--- START Available data ---
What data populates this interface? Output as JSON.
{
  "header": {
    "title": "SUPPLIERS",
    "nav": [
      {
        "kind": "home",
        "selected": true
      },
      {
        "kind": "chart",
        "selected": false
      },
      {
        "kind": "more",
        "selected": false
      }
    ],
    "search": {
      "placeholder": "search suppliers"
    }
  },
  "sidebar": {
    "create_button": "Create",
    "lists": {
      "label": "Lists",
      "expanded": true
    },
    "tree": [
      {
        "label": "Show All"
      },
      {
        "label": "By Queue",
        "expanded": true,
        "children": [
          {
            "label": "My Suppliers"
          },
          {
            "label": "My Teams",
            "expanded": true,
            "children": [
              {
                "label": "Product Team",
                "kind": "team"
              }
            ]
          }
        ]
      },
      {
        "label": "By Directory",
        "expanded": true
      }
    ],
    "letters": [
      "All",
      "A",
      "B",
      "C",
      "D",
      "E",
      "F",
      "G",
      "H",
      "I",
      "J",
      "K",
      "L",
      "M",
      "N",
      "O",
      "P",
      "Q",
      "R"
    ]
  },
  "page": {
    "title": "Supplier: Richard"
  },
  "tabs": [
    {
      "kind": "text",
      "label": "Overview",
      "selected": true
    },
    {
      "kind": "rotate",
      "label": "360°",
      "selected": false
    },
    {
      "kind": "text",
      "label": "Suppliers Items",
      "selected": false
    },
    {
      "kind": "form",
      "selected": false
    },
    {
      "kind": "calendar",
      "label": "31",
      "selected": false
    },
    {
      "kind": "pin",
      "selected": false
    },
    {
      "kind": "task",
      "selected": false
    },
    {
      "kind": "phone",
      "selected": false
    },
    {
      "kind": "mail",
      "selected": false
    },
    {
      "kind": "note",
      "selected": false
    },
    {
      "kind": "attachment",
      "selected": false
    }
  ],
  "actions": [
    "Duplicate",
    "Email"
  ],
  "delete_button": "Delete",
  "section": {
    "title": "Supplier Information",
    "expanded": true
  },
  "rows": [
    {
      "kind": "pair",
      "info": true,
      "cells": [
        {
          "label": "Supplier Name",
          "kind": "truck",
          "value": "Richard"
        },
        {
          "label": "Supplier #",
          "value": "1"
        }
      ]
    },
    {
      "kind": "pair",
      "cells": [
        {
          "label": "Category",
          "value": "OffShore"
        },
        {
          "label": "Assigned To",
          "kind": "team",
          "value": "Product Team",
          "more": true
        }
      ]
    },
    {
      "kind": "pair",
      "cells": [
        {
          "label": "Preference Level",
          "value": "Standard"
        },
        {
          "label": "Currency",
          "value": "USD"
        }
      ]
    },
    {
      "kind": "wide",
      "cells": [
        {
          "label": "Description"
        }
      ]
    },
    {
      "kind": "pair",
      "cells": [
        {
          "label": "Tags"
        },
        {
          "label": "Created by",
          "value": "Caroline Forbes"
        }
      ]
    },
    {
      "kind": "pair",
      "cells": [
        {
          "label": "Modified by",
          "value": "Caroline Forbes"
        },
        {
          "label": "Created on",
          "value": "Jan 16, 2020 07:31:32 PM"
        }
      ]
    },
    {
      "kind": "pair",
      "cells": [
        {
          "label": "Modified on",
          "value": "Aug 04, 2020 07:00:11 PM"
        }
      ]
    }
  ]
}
--- END Available data ---
** To be done **
Go through the material above and copy each line that has the word "search".

** Reply **
    "search": {
      "placeholder": "search suppliers"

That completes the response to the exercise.